Stealing Drugs, Hurting Poor
By Doug Bandow
Among the most obvious benefits of modern technology is improved health care. Some of the greatest medical advances have been new pharmaceuticals.
But medicines don't magically appear. They will not be produced if prices don't reflect research costs. Unfortunately, some governments, such as in Thailand, don't care about what medicines patients will need tomorrow.
HIV/AIDS stopped being a death sentence only because of pharmaceuticals, beginning with AZT. But with the number of AIDS patients expected to hit almost ten million by 2010, the need for additional medicines will only grow.
Of course the poor should be treated. But policymakers must decide whether to enlist the drug makers as allies or treat them as enemies. Should governments steal from companies medications developed at great cost?
Last year America's drug and biotech firms devoted $55.2 billion to pharmaceutical development. Unfortunately, companies discover far more dry holes than blockbuster drugs, so the prices charged for the few successful medicines must cover the entire research and development bill.

### [Listed entries]
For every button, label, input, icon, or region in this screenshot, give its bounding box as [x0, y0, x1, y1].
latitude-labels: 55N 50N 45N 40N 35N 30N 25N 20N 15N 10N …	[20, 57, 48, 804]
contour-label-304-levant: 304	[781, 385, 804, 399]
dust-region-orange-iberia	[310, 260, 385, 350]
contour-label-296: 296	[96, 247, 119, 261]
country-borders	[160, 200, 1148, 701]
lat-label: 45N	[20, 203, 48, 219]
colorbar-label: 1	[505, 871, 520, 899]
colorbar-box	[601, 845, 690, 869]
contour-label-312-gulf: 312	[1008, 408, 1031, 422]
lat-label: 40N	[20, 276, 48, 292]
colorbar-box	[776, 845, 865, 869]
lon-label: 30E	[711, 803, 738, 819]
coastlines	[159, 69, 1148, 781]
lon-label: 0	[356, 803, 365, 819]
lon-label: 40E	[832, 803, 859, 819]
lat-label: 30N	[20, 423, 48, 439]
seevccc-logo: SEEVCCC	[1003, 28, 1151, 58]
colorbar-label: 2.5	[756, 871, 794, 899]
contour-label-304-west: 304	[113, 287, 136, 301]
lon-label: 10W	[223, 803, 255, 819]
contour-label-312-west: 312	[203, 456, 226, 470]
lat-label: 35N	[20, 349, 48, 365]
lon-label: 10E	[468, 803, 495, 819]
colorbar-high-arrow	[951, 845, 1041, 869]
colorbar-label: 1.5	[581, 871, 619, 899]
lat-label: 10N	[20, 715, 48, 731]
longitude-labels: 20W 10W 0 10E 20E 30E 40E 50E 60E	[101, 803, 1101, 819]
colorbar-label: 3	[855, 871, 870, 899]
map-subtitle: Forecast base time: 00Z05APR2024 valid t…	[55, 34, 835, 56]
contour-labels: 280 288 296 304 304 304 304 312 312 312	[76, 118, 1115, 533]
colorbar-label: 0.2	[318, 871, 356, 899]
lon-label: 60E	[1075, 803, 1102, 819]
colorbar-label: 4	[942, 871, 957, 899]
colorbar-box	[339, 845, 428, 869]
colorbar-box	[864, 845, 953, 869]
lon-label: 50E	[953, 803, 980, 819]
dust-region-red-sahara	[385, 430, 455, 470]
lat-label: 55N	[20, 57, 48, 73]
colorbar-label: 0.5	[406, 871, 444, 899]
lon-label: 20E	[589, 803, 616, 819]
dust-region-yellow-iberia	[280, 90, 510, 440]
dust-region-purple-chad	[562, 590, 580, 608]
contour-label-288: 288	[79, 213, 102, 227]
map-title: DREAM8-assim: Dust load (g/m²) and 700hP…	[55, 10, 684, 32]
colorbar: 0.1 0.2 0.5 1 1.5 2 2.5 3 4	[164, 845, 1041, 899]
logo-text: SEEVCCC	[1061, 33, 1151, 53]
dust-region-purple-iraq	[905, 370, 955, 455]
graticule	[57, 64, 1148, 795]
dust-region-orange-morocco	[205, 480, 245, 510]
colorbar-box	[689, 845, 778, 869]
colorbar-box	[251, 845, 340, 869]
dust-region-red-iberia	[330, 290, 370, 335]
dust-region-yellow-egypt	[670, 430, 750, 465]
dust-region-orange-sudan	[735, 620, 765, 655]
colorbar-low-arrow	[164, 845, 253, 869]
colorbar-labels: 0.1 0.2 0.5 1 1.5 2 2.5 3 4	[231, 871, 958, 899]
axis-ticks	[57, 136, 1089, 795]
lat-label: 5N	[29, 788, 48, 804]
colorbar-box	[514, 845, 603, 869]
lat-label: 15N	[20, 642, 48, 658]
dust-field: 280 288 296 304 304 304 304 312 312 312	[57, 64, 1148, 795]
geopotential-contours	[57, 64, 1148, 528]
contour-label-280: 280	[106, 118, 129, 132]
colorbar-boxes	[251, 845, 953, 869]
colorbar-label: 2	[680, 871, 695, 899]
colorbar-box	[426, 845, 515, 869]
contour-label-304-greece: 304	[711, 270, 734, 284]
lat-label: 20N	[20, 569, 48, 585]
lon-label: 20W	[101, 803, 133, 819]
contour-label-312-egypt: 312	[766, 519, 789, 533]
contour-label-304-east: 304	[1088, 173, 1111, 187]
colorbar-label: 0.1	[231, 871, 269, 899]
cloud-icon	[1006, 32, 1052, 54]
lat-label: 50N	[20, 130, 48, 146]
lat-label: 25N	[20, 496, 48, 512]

### [Exercise requirements]
**1.** List every numerical figure stated in the article on pharmaceutical pricing.
**2.** Quote the stretch of the article on pharmaceutical pricing from "Of course the" through "and development bill.".
**3.** According to the article on pharmaceutical pricing, which pharmaceutical began the change that meant HIV/AIDS was no longer a death sentence?

### [Written answers]
**1.**
- almost ten million
- 2010
- $55.2 billion

**2.**
Of course the poor should be treated. But policymakers must decide whether to enlist the drug makers as allies or treat them as enemies. Should governments steal from companies medications developed at great cost?
Last year America's drug and biotech firms devoted $55.2 billion to pharmaceutical development. Unfortunately, companies discover far more dry holes than blockbuster drugs, so the prices charged for the few successful medicines must cover the entire research and development bill.

**3.** AZT.